## Stated task
All of the material below is to be restated word for word, apart from the pictures.

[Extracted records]
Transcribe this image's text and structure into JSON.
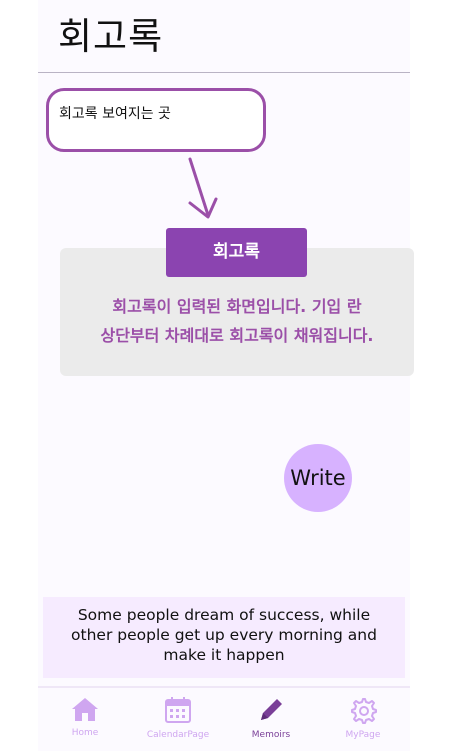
{
  "header": {
    "title": "회고록"
  },
  "callout": {
    "text": "회고록 보여지는 곳"
  },
  "memo": {
    "tab_label": "회고록",
    "description_line1": "회고록이 입력된 화면입니다. 기입 란",
    "description_line2": "상단부터 차례대로 회고록이 채워집니다."
  },
  "write_button": {
    "label": "Write"
  },
  "quote": {
    "line1": "Some people dream of success, while",
    "line2": "other people get up every morning and",
    "line3": "make it happen"
  },
  "tabbar": {
    "items": [
      {
        "label": "Home",
        "icon": "home-icon",
        "active": false
      },
      {
        "label": "CalendarPage",
        "icon": "calendar-icon",
        "active": false
      },
      {
        "label": "Memoirs",
        "icon": "pencil-icon",
        "active": true
      },
      {
        "label": "MyPage",
        "icon": "gear-icon",
        "active": false
      }
    ]
  },
  "colors": {
    "accent": "#8b44b0",
    "accent_light": "#d7b2ff",
    "inactive_tab": "#cfa6f0",
    "active_tab": "#7a3f98"
  }
}
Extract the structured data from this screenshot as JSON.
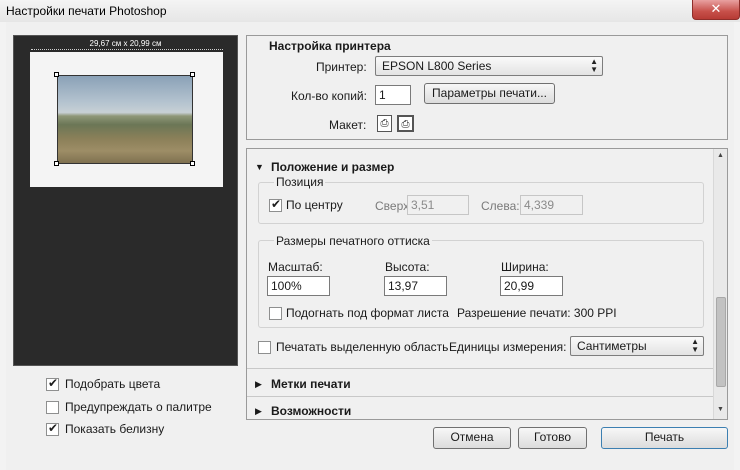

## Finished answer
Transcribe this image's text and structure into JSON.
{
  "header": {
    "title": "회고록"
  },
  "callout": {
    "text": "회고록 보여지는 곳"
  },
  "memo": {
    "tab_label": "회고록",
    "description_line1": "회고록이 입력된 화면입니다. 기입 란",
    "description_line2": "상단부터 차례대로 회고록이 채워집니다."
  },
  "write_button": {
    "label": "Write"
  },
  "quote": {
    "line1": "Some people dream of success, while",
    "line2": "other people get up every morning and",
    "line3": "make it happen"
  },
  "tabbar": {
    "items": [
      {
        "label": "Home",
        "icon": "home-icon",
        "active": false
      },
      {
        "label": "CalendarPage",
        "icon": "calendar-icon",
        "active": false
      },
      {
        "label": "Memoirs",
        "icon": "pencil-icon",
        "active": true
      },
      {
        "label": "MyPage",
        "icon": "gear-icon",
        "active": false
      }
    ]
  },
  "colors": {
    "accent": "#8b44b0",
    "accent_light": "#d7b2ff",
    "inactive_tab": "#cfa6f0",
    "active_tab": "#7a3f98"
  }
}
Extract the structured data from this screenshot as JSON.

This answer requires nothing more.